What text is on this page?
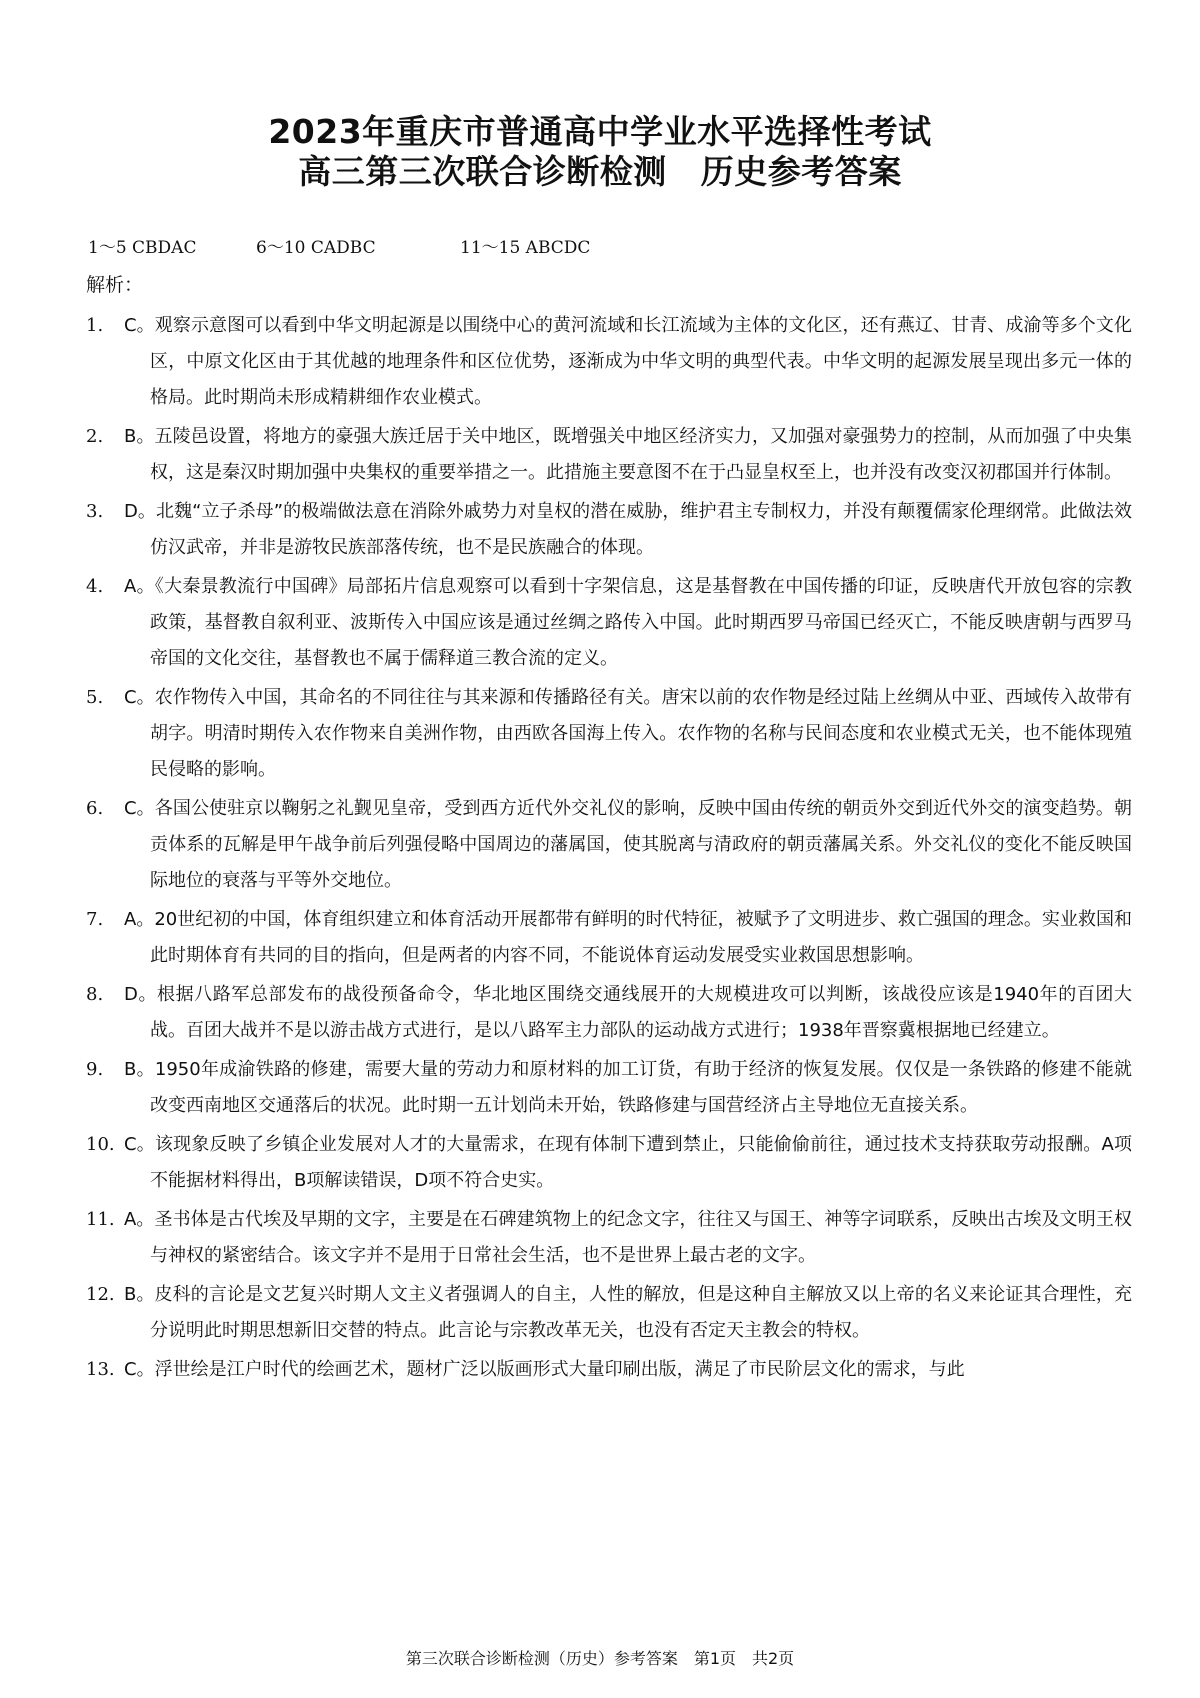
2023年重庆市普通高中学业水平选择性考试
高三第三次联合诊断检测 历史参考答案
1～5 CBDAC	6～10 CADBC	11～15 ABCDC
解析：
1. C。观察示意图可以看到中华文明起源是以围绕中心的黄河流域和长江流域为主体的文化区，还有燕辽、甘青、成渝等多个文化区，中原文化区由于其优越的地理条件和区位优势，逐渐成为中华文明的典型代表。中华文明的起源发展呈现出多元一体的格局。此时期尚未形成精耕细作农业模式。
2. B。五陵邑设置，将地方的豪强大族迁居于关中地区，既增强关中地区经济实力，又加强对豪强势力的控制，从而加强了中央集权，这是秦汉时期加强中央集权的重要举措之一。此措施主要意图不在于凸显皇权至上，也并没有改变汉初郡国并行体制。
3. D。北魏“立子杀母”的极端做法意在消除外戚势力对皇权的潜在威胁，维护君主专制权力，并没有颠覆儒家伦理纲常。此做法效仿汉武帝，并非是游牧民族部落传统，也不是民族融合的体现。
4. A。《大秦景教流行中国碑》局部拓片信息观察可以看到十字架信息，这是基督教在中国传播的印证，反映唐代开放包容的宗教政策，基督教自叙利亚、波斯传入中国应该是通过丝绸之路传入中国。此时期西罗马帝国已经灭亡，不能反映唐朝与西罗马帝国的文化交往，基督教也不属于儒释道三教合流的定义。
5. C。农作物传入中国，其命名的不同往往与其来源和传播路径有关。唐宋以前的农作物是经过陆上丝绸从中亚、西域传入故带有胡字。明清时期传入农作物来自美洲作物，由西欧各国海上传入。农作物的名称与民间态度和农业模式无关，也不能体现殖民侵略的影响。
6. C。各国公使驻京以鞠躬之礼觐见皇帝，受到西方近代外交礼仪的影响，反映中国由传统的朝贡外交到近代外交的演变趋势。朝贡体系的瓦解是甲午战争前后列强侵略中国周边的藩属国，使其脱离与清政府的朝贡藩属关系。外交礼仪的变化不能反映国际地位的衰落与平等外交地位。
7. A。20世纪初的中国，体育组织建立和体育活动开展都带有鲜明的时代特征，被赋予了文明进步、救亡强国的理念。实业救国和此时期体育有共同的目的指向，但是两者的内容不同，不能说体育运动发展受实业救国思想影响。
8. D。根据八路军总部发布的战役预备命令，华北地区围绕交通线展开的大规模进攻可以判断，该战役应该是1940年的百团大战。百团大战并不是以游击战方式进行，是以八路军主力部队的运动战方式进行；1938年晋察冀根据地已经建立。
9. B。1950年成渝铁路的修建，需要大量的劳动力和原材料的加工订货，有助于经济的恢复发展。仅仅是一条铁路的修建不能就改变西南地区交通落后的状况。此时期一五计划尚未开始，铁路修建与国营经济占主导地位无直接关系。
10. C。该现象反映了乡镇企业发展对人才的大量需求，在现有体制下遭到禁止，只能偷偷前往，通过技术支持获取劳动报酬。A项不能据材料得出，B项解读错误，D项不符合史实。
11. A。圣书体是古代埃及早期的文字，主要是在石碑建筑物上的纪念文字，往往又与国王、神等字词联系，反映出古埃及文明王权与神权的紧密结合。该文字并不是用于日常社会生活，也不是世界上最古老的文字。
12. B。皮科的言论是文艺复兴时期人文主义者强调人的自主，人性的解放，但是这种自主解放又以上帝的名义来论证其合理性，充分说明此时期思想新旧交替的特点。此言论与宗教改革无关，也没有否定天主教会的特权。
13. C。浮世绘是江户时代的绘画艺术，题材广泛以版画形式大量印刷出版，满足了市民阶层文化的需求，与此
第三次联合诊断检测（历史）参考答案　第1页　共2页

PROBLEM
Omit each picture, then return all of the listing exactly as it stands.

COMPLETED TASK
What text is on this page?
2023年重庆市普通高中学业水平选择性考试
高三第三次联合诊断检测 历史参考答案
1～5 CBDAC	6～10 CADBC	11～15 ABCDC
解析：
1. C。观察示意图可以看到中华文明起源是以围绕中心的黄河流域和长江流域为主体的文化区，还有燕辽、甘青、成渝等多个文化区，中原文化区由于其优越的地理条件和区位优势，逐渐成为中华文明的典型代表。中华文明的起源发展呈现出多元一体的格局。此时期尚未形成精耕细作农业模式。
2. B。五陵邑设置，将地方的豪强大族迁居于关中地区，既增强关中地区经济实力，又加强对豪强势力的控制，从而加强了中央集权，这是秦汉时期加强中央集权的重要举措之一。此措施主要意图不在于凸显皇权至上，也并没有改变汉初郡国并行体制。
3. D。北魏“立子杀母”的极端做法意在消除外戚势力对皇权的潜在威胁，维护君主专制权力，并没有颠覆儒家伦理纲常。此做法效仿汉武帝，并非是游牧民族部落传统，也不是民族融合的体现。
4. A。《大秦景教流行中国碑》局部拓片信息观察可以看到十字架信息，这是基督教在中国传播的印证，反映唐代开放包容的宗教政策，基督教自叙利亚、波斯传入中国应该是通过丝绸之路传入中国。此时期西罗马帝国已经灭亡，不能反映唐朝与西罗马帝国的文化交往，基督教也不属于儒释道三教合流的定义。
5. C。农作物传入中国，其命名的不同往往与其来源和传播路径有关。唐宋以前的农作物是经过陆上丝绸从中亚、西域传入故带有胡字。明清时期传入农作物来自美洲作物，由西欧各国海上传入。农作物的名称与民间态度和农业模式无关，也不能体现殖民侵略的影响。
6. C。各国公使驻京以鞠躬之礼觐见皇帝，受到西方近代外交礼仪的影响，反映中国由传统的朝贡外交到近代外交的演变趋势。朝贡体系的瓦解是甲午战争前后列强侵略中国周边的藩属国，使其脱离与清政府的朝贡藩属关系。外交礼仪的变化不能反映国际地位的衰落与平等外交地位。
7. A。20世纪初的中国，体育组织建立和体育活动开展都带有鲜明的时代特征，被赋予了文明进步、救亡强国的理念。实业救国和此时期体育有共同的目的指向，但是两者的内容不同，不能说体育运动发展受实业救国思想影响。
8. D。根据八路军总部发布的战役预备命令，华北地区围绕交通线展开的大规模进攻可以判断，该战役应该是1940年的百团大战。百团大战并不是以游击战方式进行，是以八路军主力部队的运动战方式进行；1938年晋察冀根据地已经建立。
9. B。1950年成渝铁路的修建，需要大量的劳动力和原材料的加工订货，有助于经济的恢复发展。仅仅是一条铁路的修建不能就改变西南地区交通落后的状况。此时期一五计划尚未开始，铁路修建与国营经济占主导地位无直接关系。
10. C。该现象反映了乡镇企业发展对人才的大量需求，在现有体制下遭到禁止，只能偷偷前往，通过技术支持获取劳动报酬。A项不能据材料得出，B项解读错误，D项不符合史实。
11. A。圣书体是古代埃及早期的文字，主要是在石碑建筑物上的纪念文字，往往又与国王、神等字词联系，反映出古埃及文明王权与神权的紧密结合。该文字并不是用于日常社会生活，也不是世界上最古老的文字。
12. B。皮科的言论是文艺复兴时期人文主义者强调人的自主，人性的解放，但是这种自主解放又以上帝的名义来论证其合理性，充分说明此时期思想新旧交替的特点。此言论与宗教改革无关，也没有否定天主教会的特权。
13. C。浮世绘是江户时代的绘画艺术，题材广泛以版画形式大量印刷出版，满足了市民阶层文化的需求，与此
第三次联合诊断检测（历史）参考答案　第1页　共2页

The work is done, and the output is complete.